§ What is expected
Look through the listing below and work out how many of its lines hold the word "this". Give only the number.

^^^^

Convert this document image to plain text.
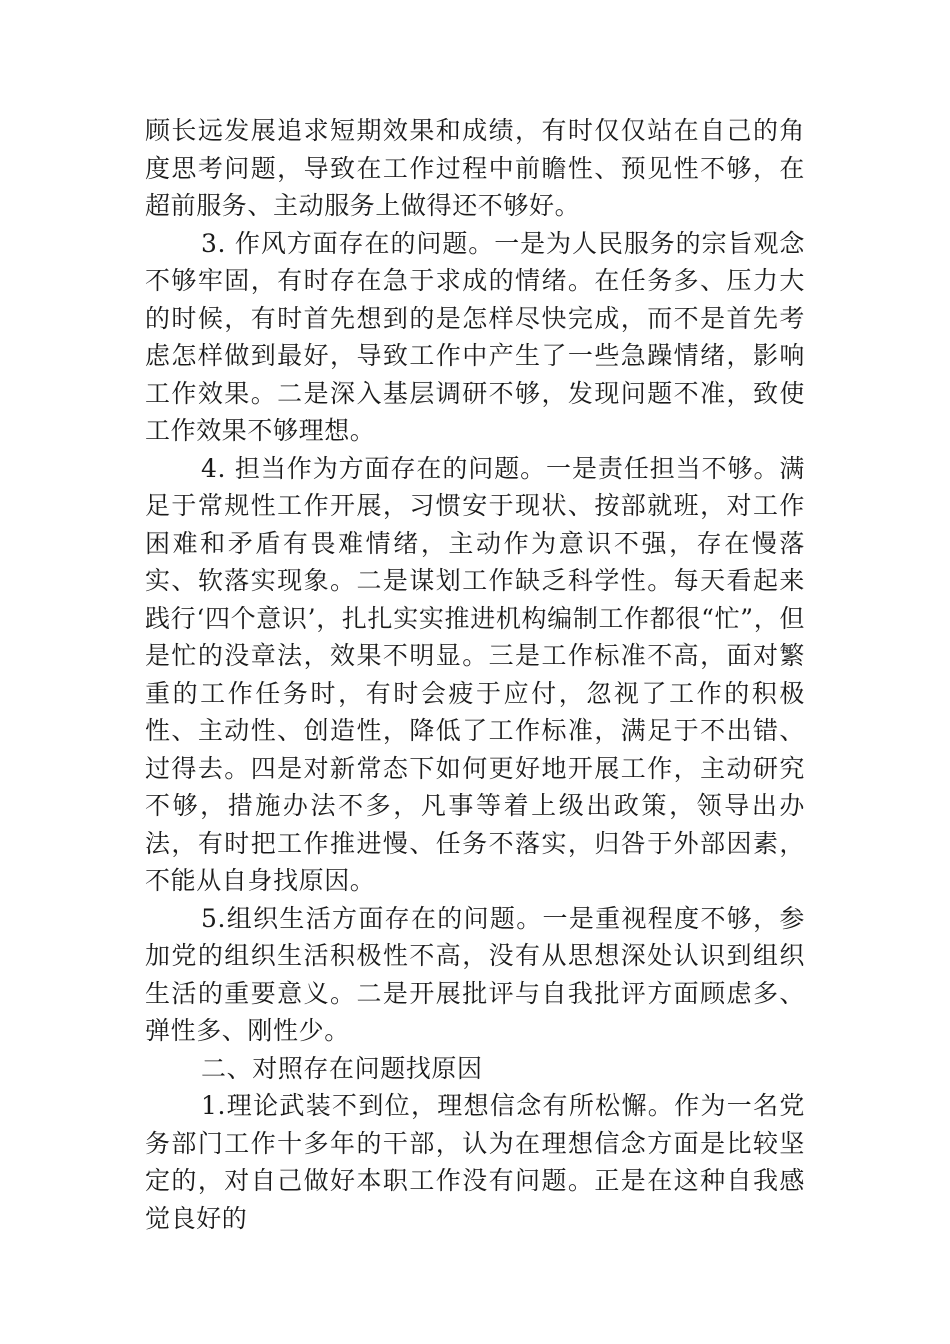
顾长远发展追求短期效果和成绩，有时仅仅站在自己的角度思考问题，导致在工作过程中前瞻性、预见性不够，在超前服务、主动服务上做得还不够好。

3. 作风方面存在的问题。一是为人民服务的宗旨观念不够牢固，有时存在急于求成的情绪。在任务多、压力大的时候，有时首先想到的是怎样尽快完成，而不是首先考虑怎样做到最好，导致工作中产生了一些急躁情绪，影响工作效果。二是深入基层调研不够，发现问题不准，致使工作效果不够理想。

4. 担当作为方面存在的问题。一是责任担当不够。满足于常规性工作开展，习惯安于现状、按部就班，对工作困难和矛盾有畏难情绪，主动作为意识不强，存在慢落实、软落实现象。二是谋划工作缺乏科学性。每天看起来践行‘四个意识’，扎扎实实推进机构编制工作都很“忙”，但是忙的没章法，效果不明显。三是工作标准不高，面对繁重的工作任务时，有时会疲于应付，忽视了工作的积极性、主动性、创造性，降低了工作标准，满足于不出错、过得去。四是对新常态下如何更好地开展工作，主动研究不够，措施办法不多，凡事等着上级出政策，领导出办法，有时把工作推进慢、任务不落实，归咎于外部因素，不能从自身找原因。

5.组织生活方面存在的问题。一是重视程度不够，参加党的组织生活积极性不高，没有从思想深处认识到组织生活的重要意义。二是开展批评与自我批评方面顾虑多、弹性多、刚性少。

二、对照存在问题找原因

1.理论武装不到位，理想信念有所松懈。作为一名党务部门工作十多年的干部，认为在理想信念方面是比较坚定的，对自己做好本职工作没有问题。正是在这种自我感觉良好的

^^^^

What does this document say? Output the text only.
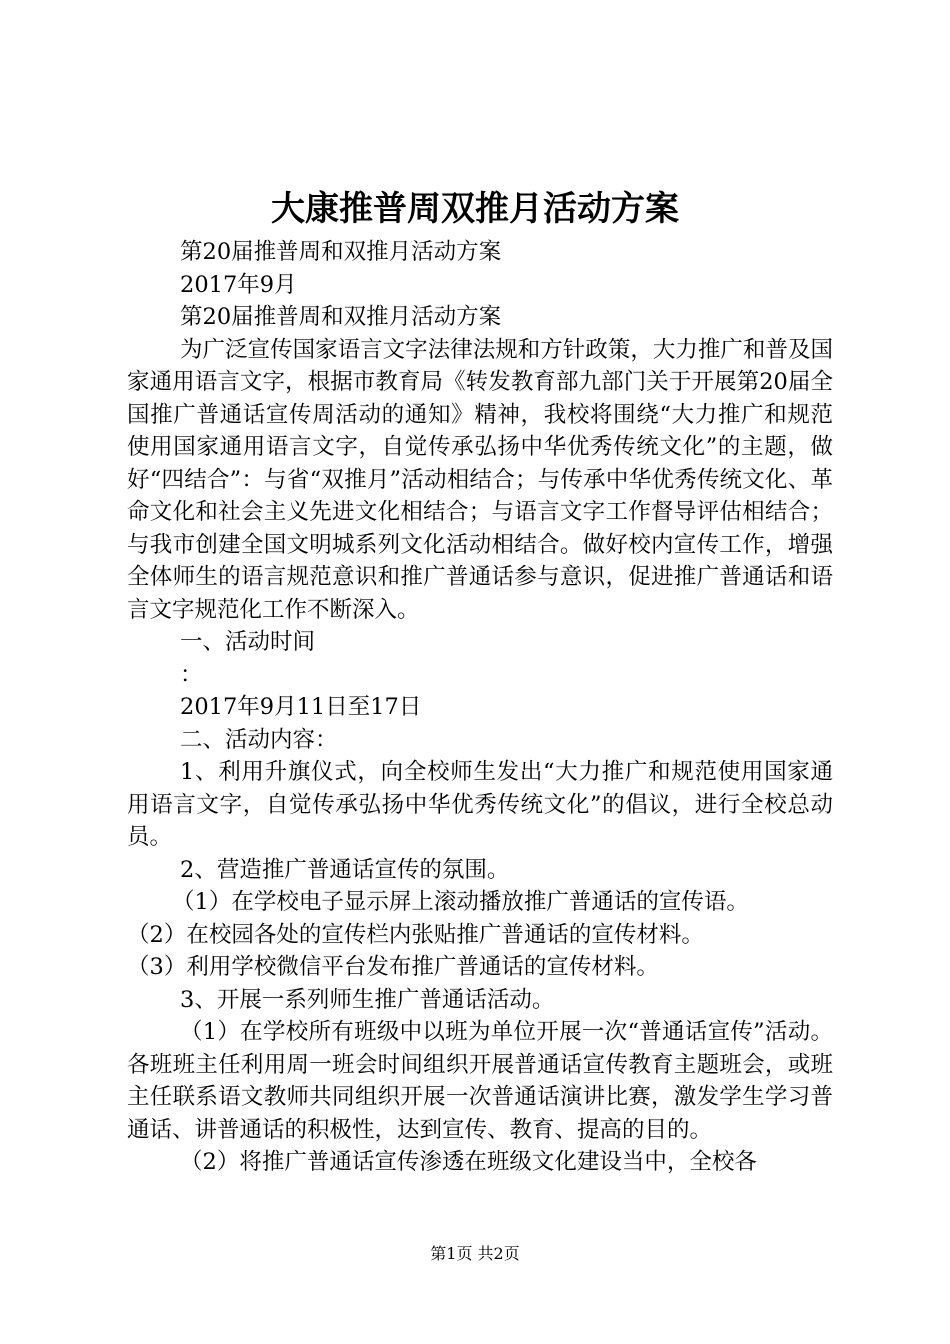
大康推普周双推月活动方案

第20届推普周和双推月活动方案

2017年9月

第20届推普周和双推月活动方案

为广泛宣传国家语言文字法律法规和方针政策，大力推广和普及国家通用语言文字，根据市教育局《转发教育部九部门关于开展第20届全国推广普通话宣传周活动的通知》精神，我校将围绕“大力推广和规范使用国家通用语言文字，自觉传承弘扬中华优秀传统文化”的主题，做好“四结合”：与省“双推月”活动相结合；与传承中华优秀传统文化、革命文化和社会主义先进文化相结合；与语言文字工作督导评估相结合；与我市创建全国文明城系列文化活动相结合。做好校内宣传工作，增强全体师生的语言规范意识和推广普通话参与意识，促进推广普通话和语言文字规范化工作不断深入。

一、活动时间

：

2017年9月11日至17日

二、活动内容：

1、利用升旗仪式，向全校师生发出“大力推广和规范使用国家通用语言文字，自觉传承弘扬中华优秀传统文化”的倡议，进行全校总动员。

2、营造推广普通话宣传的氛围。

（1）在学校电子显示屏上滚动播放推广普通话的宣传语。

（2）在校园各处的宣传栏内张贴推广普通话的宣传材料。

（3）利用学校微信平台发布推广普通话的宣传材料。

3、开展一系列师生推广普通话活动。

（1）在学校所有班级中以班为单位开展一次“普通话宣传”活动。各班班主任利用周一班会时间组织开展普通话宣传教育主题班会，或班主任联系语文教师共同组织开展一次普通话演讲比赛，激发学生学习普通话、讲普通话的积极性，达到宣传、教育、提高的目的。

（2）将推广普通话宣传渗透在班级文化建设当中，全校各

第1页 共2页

^^^^

§ The result
2